— begin Given records —
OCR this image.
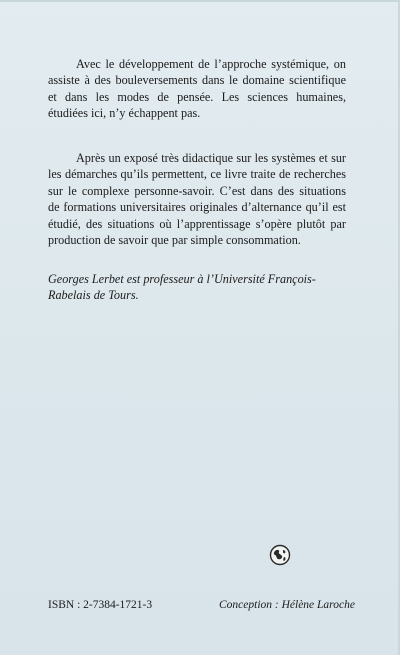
Avec le développement de l’approche systémique, on assiste à des bouleversements dans le domaine scientifique et dans les modes de pensée. Les sciences humaines, étudiées ici, n’y échappent pas.

Après un exposé très didactique sur les systèmes et sur les démarches qu’ils permettent, ce livre traite de recherches sur le complexe personne-savoir. C’est dans des situations de formations universitaires originales d’alternance qu’il est étudié, des situations où l’apprentissage s’opère plutôt par production de savoir que par simple consommation.

Georges Lerbet est professeur à l’Université François-Rabelais de Tours.

ISBN : 2-7384-1721-3	Conception : Hélène Laroche
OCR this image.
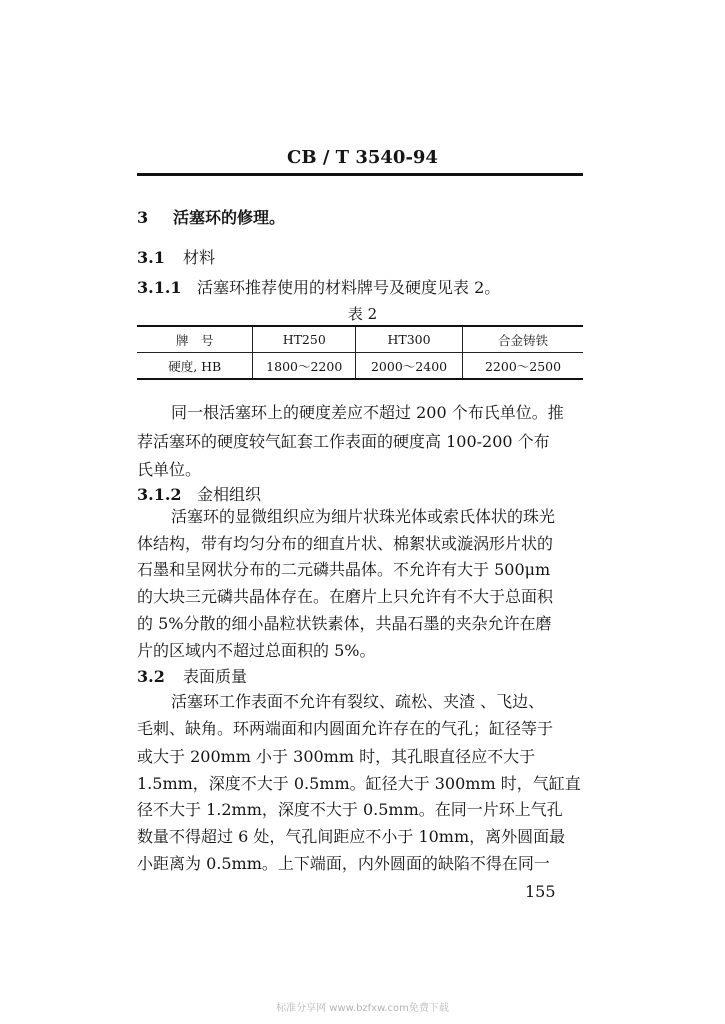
CB / T 3540-94
3 活塞环的修理。
3.1 材料
3.1.1 活塞环推荐使用的材料牌号及硬度见表 2。
表 2
牌　号	HT250	HT300	合金铸铁
硬度, HB	1800～2200	2000～2400	2200～2500
同一根活塞环上的硬度差应不超过 200 个布氏单位。推
荐活塞环的硬度较气缸套工作表面的硬度高 100-200 个布
氏单位。
3.1.2 金相组织
活塞环的显微组织应为细片状珠光体或索氏体状的珠光
体结构，带有均匀分布的细直片状、棉絮状或漩涡形片状的
石墨和呈网状分布的二元磷共晶体。不允许有大于 500μm
的大块三元磷共晶体存在。在磨片上只允许有不大于总面积
的 5%分散的细小晶粒状铁素体，共晶石墨的夹杂允许在磨
片的区域内不超过总面积的 5%。
3.2 表面质量
活塞环工作表面不允许有裂纹、疏松、夹渣 、飞边、
毛刺、缺角。环两端面和内圆面允许存在的气孔；缸径等于
或大于 200mm 小于 300mm 时，其孔眼直径应不大于
1.5mm，深度不大于 0.5mm。缸径大于 300mm 时，气缸直
径不大于 1.2mm，深度不大于 0.5mm。在同一片环上气孔
数量不得超过 6 处，气孔间距应不小于 10mm，离外圆面最
小距离为 0.5mm。上下端面，内外圆面的缺陷不得在同一
155
标准分享网 www.bzfxw.com免费下载
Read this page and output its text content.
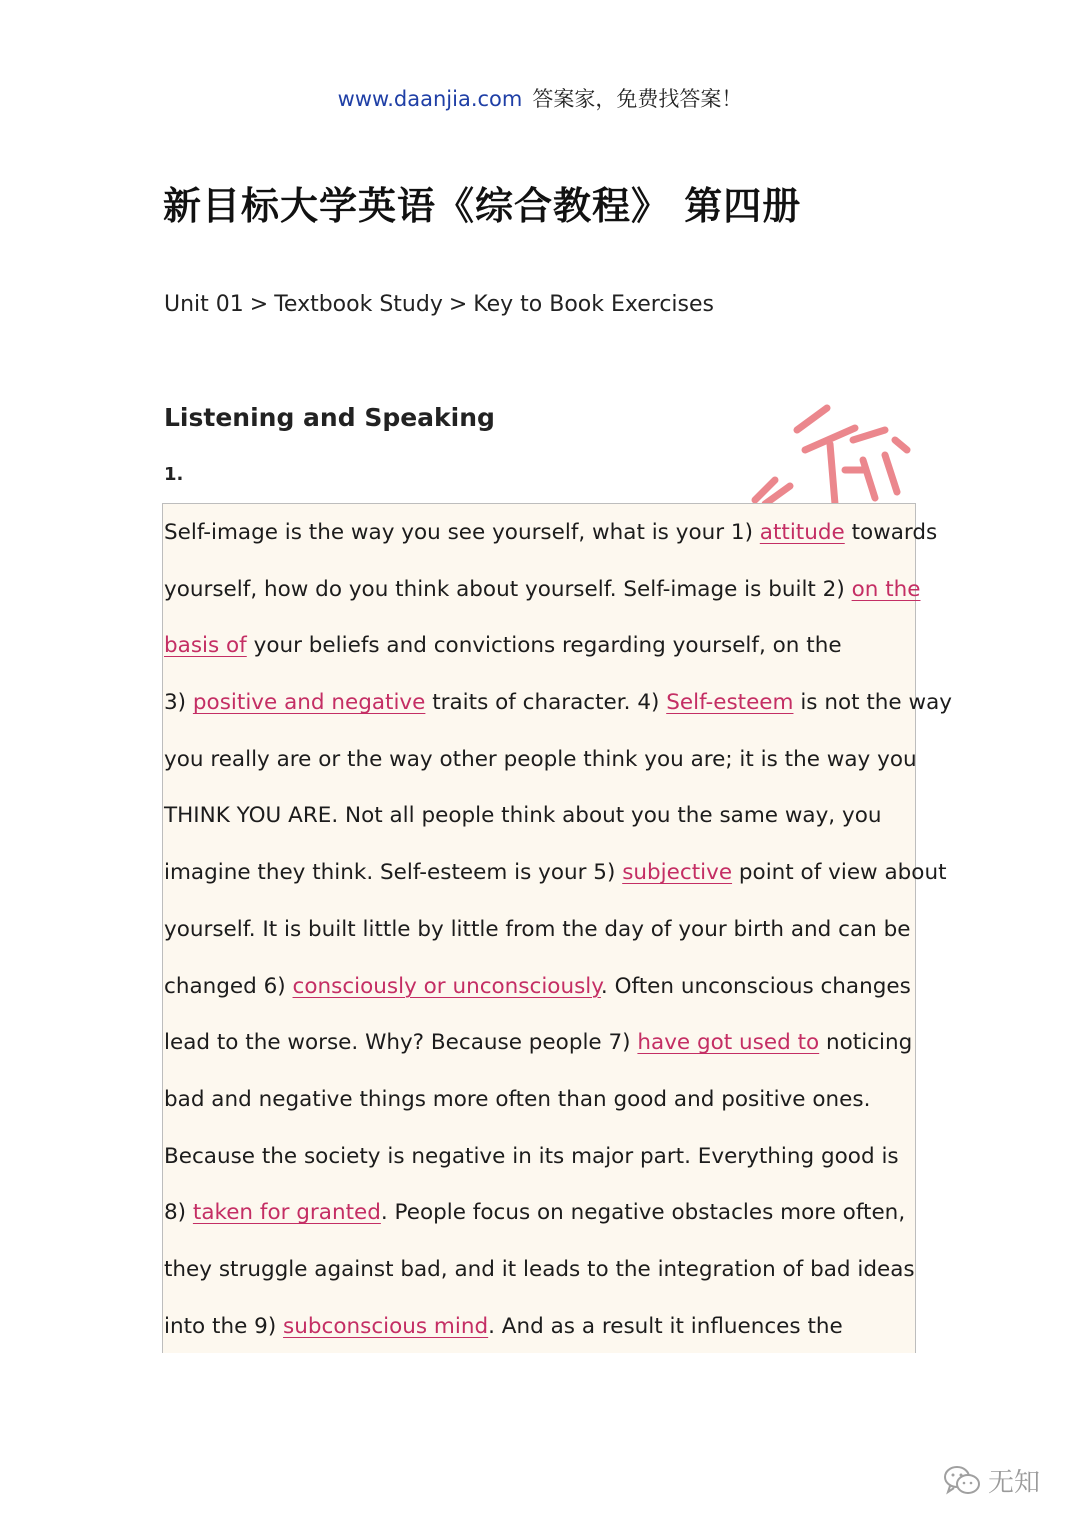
www.daanjia.com 答案家，免费找答案！
新目标大学英语《综合教程》 第四册
Unit 01 > Textbook Study > Key to Book Exercises
Listening and Speaking
1.

Self-image is the way you see yourself, what is your 1) attitude towards
yourself, how do you think about yourself. Self-image is built 2) on the
basis of your beliefs and convictions regarding yourself, on the
3) positive and negative traits of character. 4) Self-esteem is not the way
you really are or the way other people think you are; it is the way you
THINK YOU ARE. Not all people think about you the same way, you
imagine they think. Self-esteem is your 5) subjective point of view about
yourself. It is built little by little from the day of your birth and can be
changed 6) consciously or unconsciously. Often unconscious changes
lead to the worse. Why? Because people 7) have got used to noticing
bad and negative things more often than good and positive ones.
Because the society is negative in its major part. Everything good is
8) taken for granted. People focus on negative obstacles more often,
they struggle against bad, and it leads to the integration of bad ideas
into the 9) subconscious mind. And as a result it influences the

无知
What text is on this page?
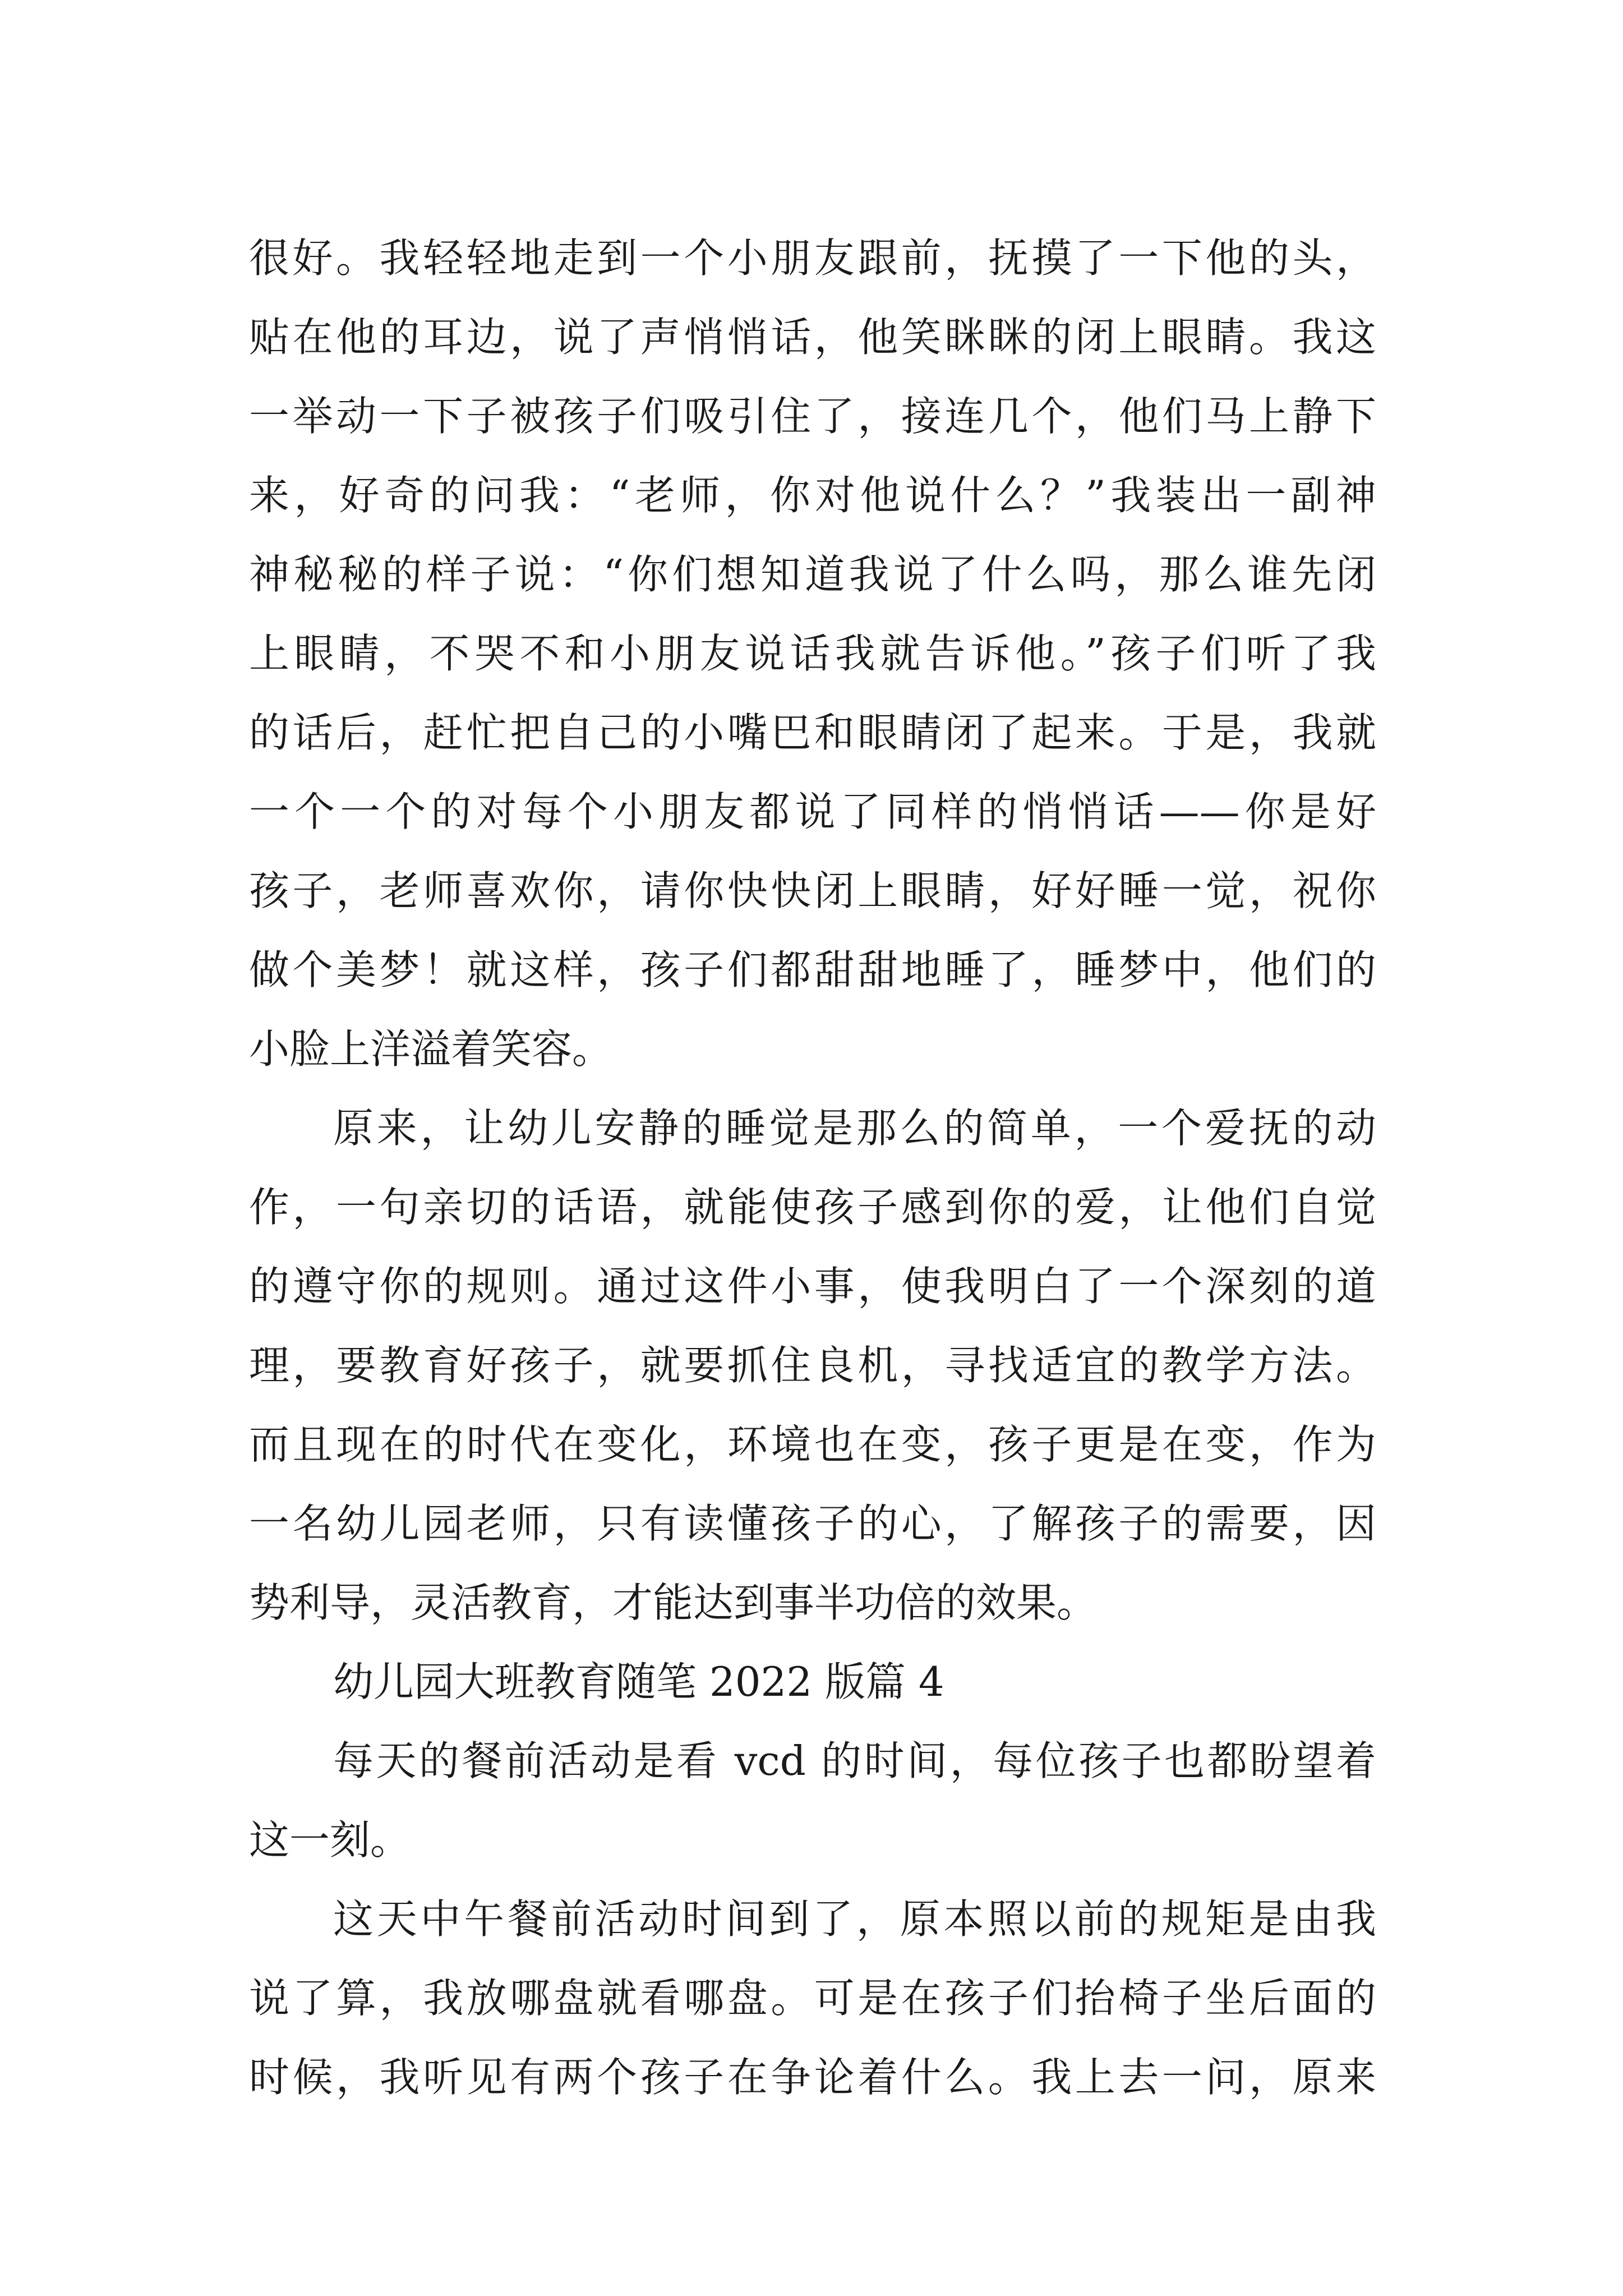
很好。我轻轻地走到一个小朋友跟前，抚摸了一下他的头，
贴在他的耳边，说了声悄悄话，他笑眯眯的闭上眼睛。我这
一举动一下子被孩子们吸引住了，接连几个，他们马上静下
来，好奇的问我：“老师，你对他说什么？”我装出一副神
神秘秘的样子说：“你们想知道我说了什么吗，那么谁先闭
上眼睛，不哭不和小朋友说话我就告诉他。”孩子们听了我
的话后，赶忙把自己的小嘴巴和眼睛闭了起来。于是，我就
一个一个的对每个小朋友都说了同样的悄悄话——你是好
孩子，老师喜欢你，请你快快闭上眼睛，好好睡一觉，祝你
做个美梦！就这样，孩子们都甜甜地睡了，睡梦中，他们的
小脸上洋溢着笑容。
原来，让幼儿安静的睡觉是那么的简单，一个爱抚的动
作，一句亲切的话语，就能使孩子感到你的爱，让他们自觉
的遵守你的规则。通过这件小事，使我明白了一个深刻的道
理，要教育好孩子，就要抓住良机，寻找适宜的教学方法。
而且现在的时代在变化，环境也在变，孩子更是在变，作为
一名幼儿园老师，只有读懂孩子的心，了解孩子的需要，因
势利导，灵活教育，才能达到事半功倍的效果。
幼儿园大班教育随笔 2022 版篇 4
每天的餐前活动是看 vcd 的时间，每位孩子也都盼望着
这一刻。
这天中午餐前活动时间到了，原本照以前的规矩是由我
说了算，我放哪盘就看哪盘。可是在孩子们抬椅子坐后面的
时候，我听见有两个孩子在争论着什么。我上去一问，原来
— end Given records —
**Problem details**
Write out each line of the data exactly; the images should be left out.

**Solution**
OCR this image.
Avec le développement de l’approche systémique, on assiste à des bouleversements dans le domaine scientifique et dans les modes de pensée. Les sciences humaines, étudiées ici, n’y échappent pas.

Après un exposé très didactique sur les systèmes et sur les démarches qu’ils permettent, ce livre traite de recherches sur le complexe personne-savoir. C’est dans des situations de formations universitaires originales d’alternance qu’il est étudié, des situations où l’apprentissage s’opère plutôt par production de savoir que par simple consommation.

Georges Lerbet est professeur à l’Université François-Rabelais de Tours.

ISBN : 2-7384-1721-3	Conception : Hélène Laroche
OCR this image.
CB / T 3540-94
3 活塞环的修理。
3.1 材料
3.1.1 活塞环推荐使用的材料牌号及硬度见表 2。
表 2
牌　号	HT250	HT300	合金铸铁
硬度, HB	1800～2200	2000～2400	2200～2500
同一根活塞环上的硬度差应不超过 200 个布氏单位。推
荐活塞环的硬度较气缸套工作表面的硬度高 100-200 个布
氏单位。
3.1.2 金相组织
活塞环的显微组织应为细片状珠光体或索氏体状的珠光
体结构，带有均匀分布的细直片状、棉絮状或漩涡形片状的
石墨和呈网状分布的二元磷共晶体。不允许有大于 500μm
的大块三元磷共晶体存在。在磨片上只允许有不大于总面积
的 5%分散的细小晶粒状铁素体，共晶石墨的夹杂允许在磨
片的区域内不超过总面积的 5%。
3.2 表面质量
活塞环工作表面不允许有裂纹、疏松、夹渣 、飞边、
毛刺、缺角。环两端面和内圆面允许存在的气孔；缸径等于
或大于 200mm 小于 300mm 时，其孔眼直径应不大于
1.5mm，深度不大于 0.5mm。缸径大于 300mm 时，气缸直
径不大于 1.2mm，深度不大于 0.5mm。在同一片环上气孔
数量不得超过 6 处，气孔间距应不小于 10mm，离外圆面最
小距离为 0.5mm。上下端面，内外圆面的缺陷不得在同一
155
标准分享网 www.bzfxw.com免费下载
Read this page and output its text content.
www.daanjia.com 答案家，免费找答案！
新目标大学英语《综合教程》 第四册
Unit 01 > Textbook Study > Key to Book Exercises
Listening and Speaking
1.

Self-image is the way you see yourself, what is your 1) attitude towards
yourself, how do you think about yourself. Self-image is built 2) on the
basis of your beliefs and convictions regarding yourself, on the
3) positive and negative traits of character. 4) Self-esteem is not the way
you really are or the way other people think you are; it is the way you
THINK YOU ARE. Not all people think about you the same way, you
imagine they think. Self-esteem is your 5) subjective point of view about
yourself. It is built little by little from the day of your birth and can be
changed 6) consciously or unconsciously. Often unconscious changes
lead to the worse. Why? Because people 7) have got used to noticing
bad and negative things more often than good and positive ones.
Because the society is negative in its major part. Everything good is
8) taken for granted. People focus on negative obstacles more often,
they struggle against bad, and it leads to the integration of bad ideas
into the 9) subconscious mind. And as a result it influences the

无知
What text is on this page?
很好。我轻轻地走到一个小朋友跟前，抚摸了一下他的头，
贴在他的耳边，说了声悄悄话，他笑眯眯的闭上眼睛。我这
一举动一下子被孩子们吸引住了，接连几个，他们马上静下
来，好奇的问我：“老师，你对他说什么？”我装出一副神
神秘秘的样子说：“你们想知道我说了什么吗，那么谁先闭
上眼睛，不哭不和小朋友说话我就告诉他。”孩子们听了我
的话后，赶忙把自己的小嘴巴和眼睛闭了起来。于是，我就
一个一个的对每个小朋友都说了同样的悄悄话——你是好
孩子，老师喜欢你，请你快快闭上眼睛，好好睡一觉，祝你
做个美梦！就这样，孩子们都甜甜地睡了，睡梦中，他们的
小脸上洋溢着笑容。
原来，让幼儿安静的睡觉是那么的简单，一个爱抚的动
作，一句亲切的话语，就能使孩子感到你的爱，让他们自觉
的遵守你的规则。通过这件小事，使我明白了一个深刻的道
理，要教育好孩子，就要抓住良机，寻找适宜的教学方法。
而且现在的时代在变化，环境也在变，孩子更是在变，作为
一名幼儿园老师，只有读懂孩子的心，了解孩子的需要，因
势利导，灵活教育，才能达到事半功倍的效果。
幼儿园大班教育随笔 2022 版篇 4
每天的餐前活动是看 vcd 的时间，每位孩子也都盼望着
这一刻。
这天中午餐前活动时间到了，原本照以前的规矩是由我
说了算，我放哪盘就看哪盘。可是在孩子们抬椅子坐后面的
时候，我听见有两个孩子在争论着什么。我上去一问，原来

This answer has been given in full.